* start Provided records *

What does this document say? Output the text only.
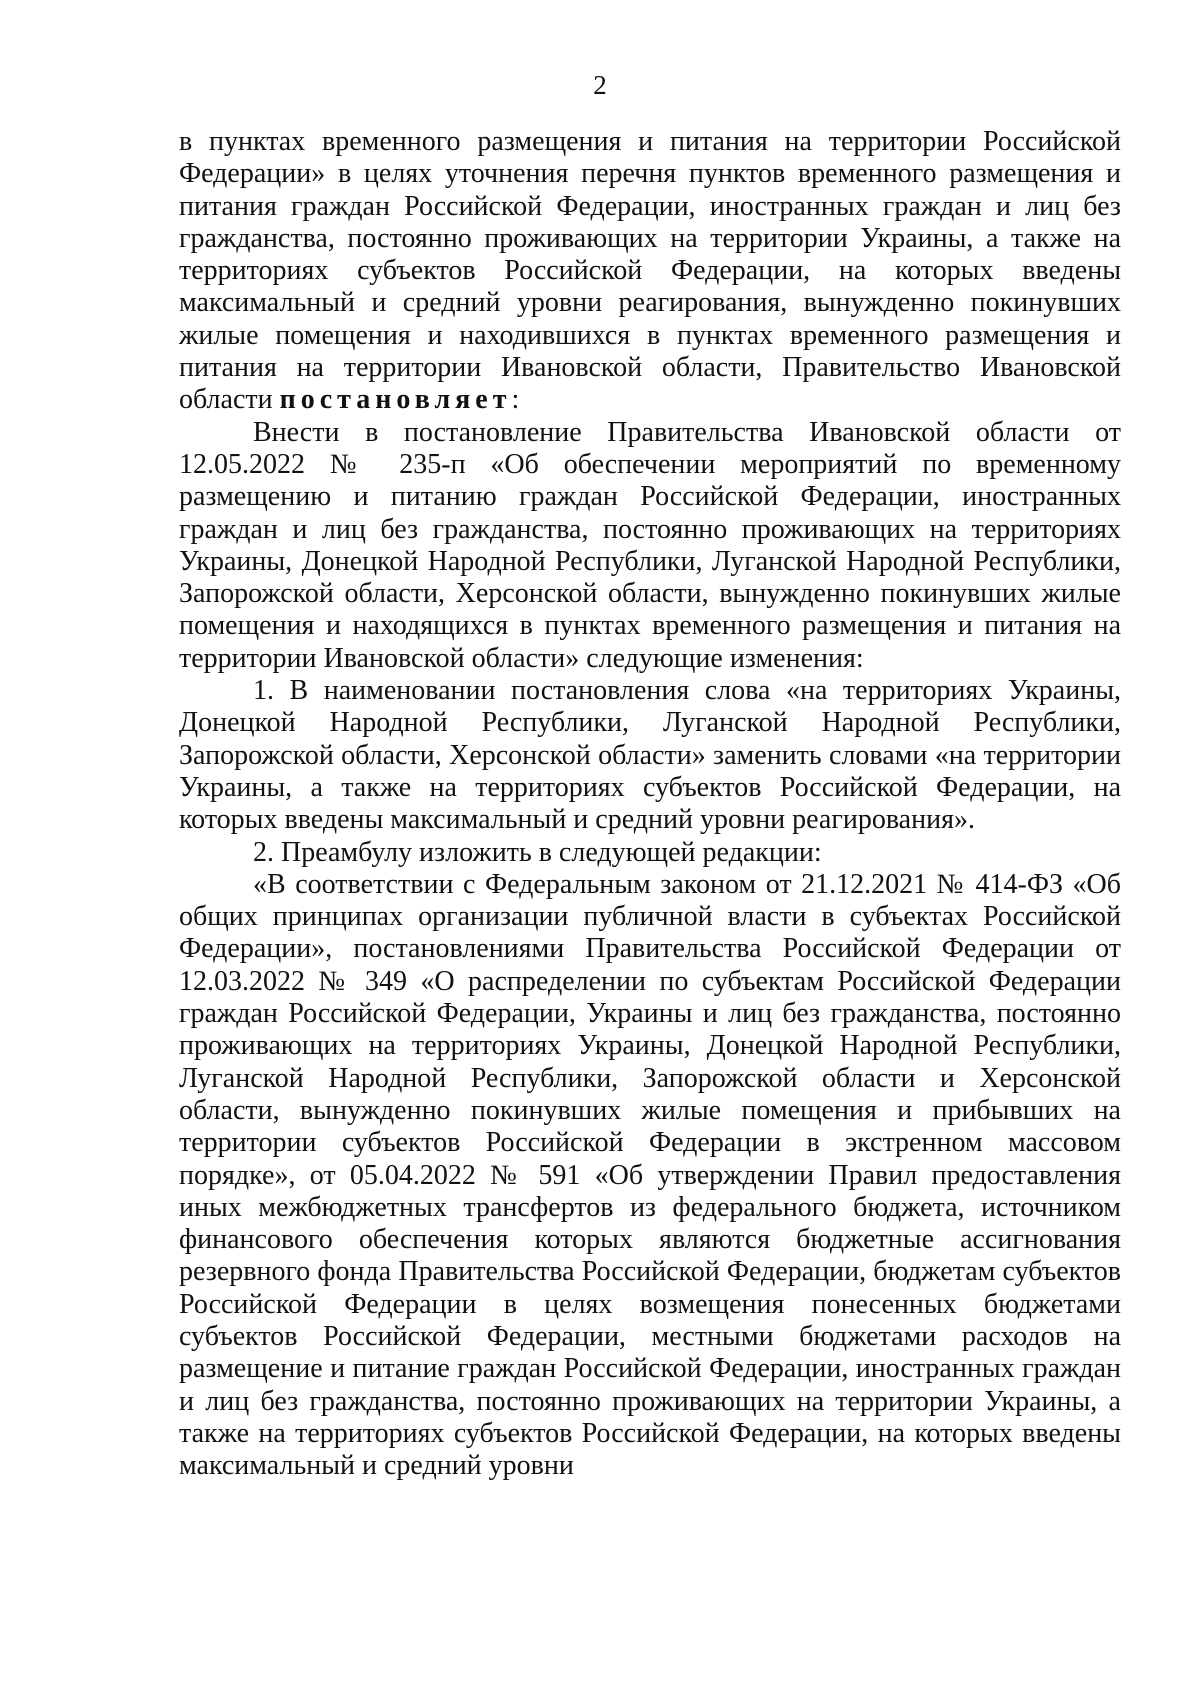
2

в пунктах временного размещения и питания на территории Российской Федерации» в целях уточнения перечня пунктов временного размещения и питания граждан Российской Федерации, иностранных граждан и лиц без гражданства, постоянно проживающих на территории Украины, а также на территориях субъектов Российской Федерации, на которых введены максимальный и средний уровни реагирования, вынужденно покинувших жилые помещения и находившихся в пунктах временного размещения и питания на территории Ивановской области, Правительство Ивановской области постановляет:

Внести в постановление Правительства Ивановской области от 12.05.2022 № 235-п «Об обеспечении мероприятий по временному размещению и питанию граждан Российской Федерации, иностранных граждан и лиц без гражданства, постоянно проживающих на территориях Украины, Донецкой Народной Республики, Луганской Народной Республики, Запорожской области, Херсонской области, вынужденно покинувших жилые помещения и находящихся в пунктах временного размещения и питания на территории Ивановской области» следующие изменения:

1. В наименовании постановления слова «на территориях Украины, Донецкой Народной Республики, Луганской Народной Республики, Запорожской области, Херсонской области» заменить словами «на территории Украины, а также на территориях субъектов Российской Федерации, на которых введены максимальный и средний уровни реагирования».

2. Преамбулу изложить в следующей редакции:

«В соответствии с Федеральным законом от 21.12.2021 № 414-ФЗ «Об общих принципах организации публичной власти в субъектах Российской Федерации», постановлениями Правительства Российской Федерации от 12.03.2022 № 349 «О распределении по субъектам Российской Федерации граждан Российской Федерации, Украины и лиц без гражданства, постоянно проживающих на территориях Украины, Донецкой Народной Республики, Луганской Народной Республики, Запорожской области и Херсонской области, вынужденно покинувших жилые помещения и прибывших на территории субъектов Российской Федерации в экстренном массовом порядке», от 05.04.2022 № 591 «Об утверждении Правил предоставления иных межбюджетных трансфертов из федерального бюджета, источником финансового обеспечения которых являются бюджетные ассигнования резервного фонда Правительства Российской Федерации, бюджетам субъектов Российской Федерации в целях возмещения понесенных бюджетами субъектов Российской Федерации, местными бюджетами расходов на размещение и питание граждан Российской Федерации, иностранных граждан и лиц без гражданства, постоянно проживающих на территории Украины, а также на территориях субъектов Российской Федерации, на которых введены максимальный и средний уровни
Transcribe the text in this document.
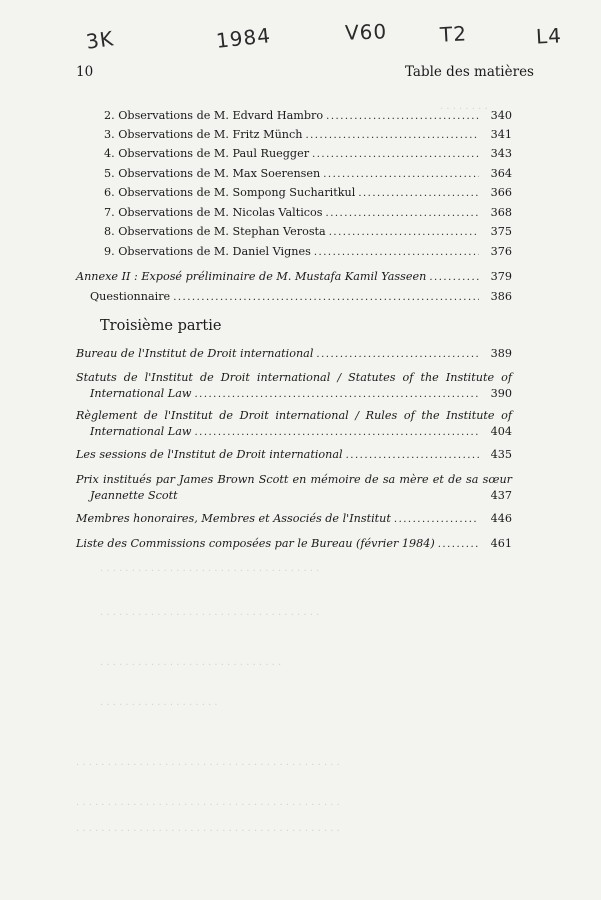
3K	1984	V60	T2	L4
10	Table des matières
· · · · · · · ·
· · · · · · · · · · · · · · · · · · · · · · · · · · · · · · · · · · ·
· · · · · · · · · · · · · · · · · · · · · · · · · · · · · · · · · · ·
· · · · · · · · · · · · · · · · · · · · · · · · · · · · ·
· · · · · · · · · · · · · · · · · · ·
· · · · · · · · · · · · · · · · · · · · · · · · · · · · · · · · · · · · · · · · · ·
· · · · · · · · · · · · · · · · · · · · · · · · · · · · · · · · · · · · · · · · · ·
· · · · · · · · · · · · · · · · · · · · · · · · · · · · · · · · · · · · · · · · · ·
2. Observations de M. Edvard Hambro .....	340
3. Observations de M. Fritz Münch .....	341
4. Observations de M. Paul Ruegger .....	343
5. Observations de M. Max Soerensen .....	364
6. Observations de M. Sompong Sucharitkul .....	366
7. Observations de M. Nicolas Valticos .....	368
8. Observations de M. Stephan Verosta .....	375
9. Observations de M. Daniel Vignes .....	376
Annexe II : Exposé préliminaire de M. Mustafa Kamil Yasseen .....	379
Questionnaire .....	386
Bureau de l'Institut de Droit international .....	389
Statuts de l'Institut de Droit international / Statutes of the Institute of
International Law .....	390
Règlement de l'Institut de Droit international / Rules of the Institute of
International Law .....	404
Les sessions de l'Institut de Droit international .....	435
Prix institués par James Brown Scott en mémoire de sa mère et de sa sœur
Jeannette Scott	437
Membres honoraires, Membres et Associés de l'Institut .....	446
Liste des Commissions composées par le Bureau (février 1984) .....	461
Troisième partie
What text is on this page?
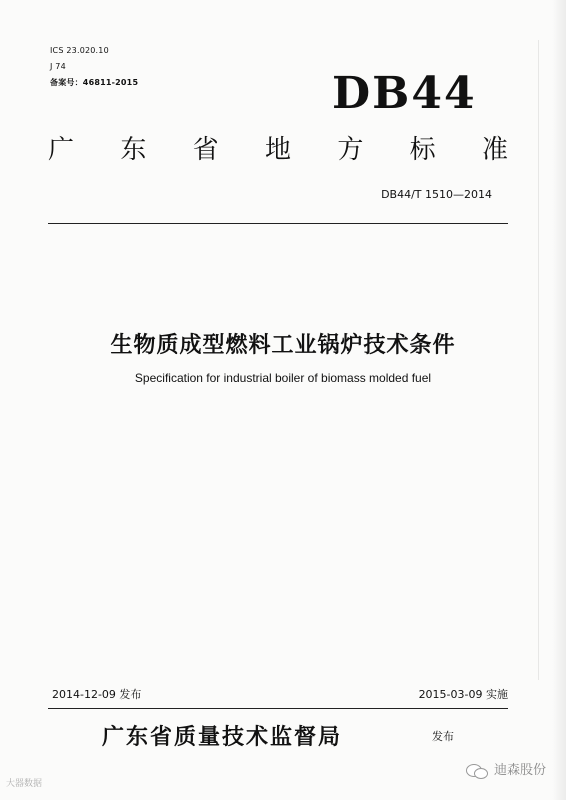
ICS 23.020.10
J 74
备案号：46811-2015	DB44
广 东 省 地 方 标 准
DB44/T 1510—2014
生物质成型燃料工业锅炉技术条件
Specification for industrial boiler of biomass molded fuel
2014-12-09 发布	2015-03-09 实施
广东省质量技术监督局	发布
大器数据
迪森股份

* end Provided records *

Given task → The records are above. How many lines in them contain the word "Bureau"? Give the number alone.

Task output → 2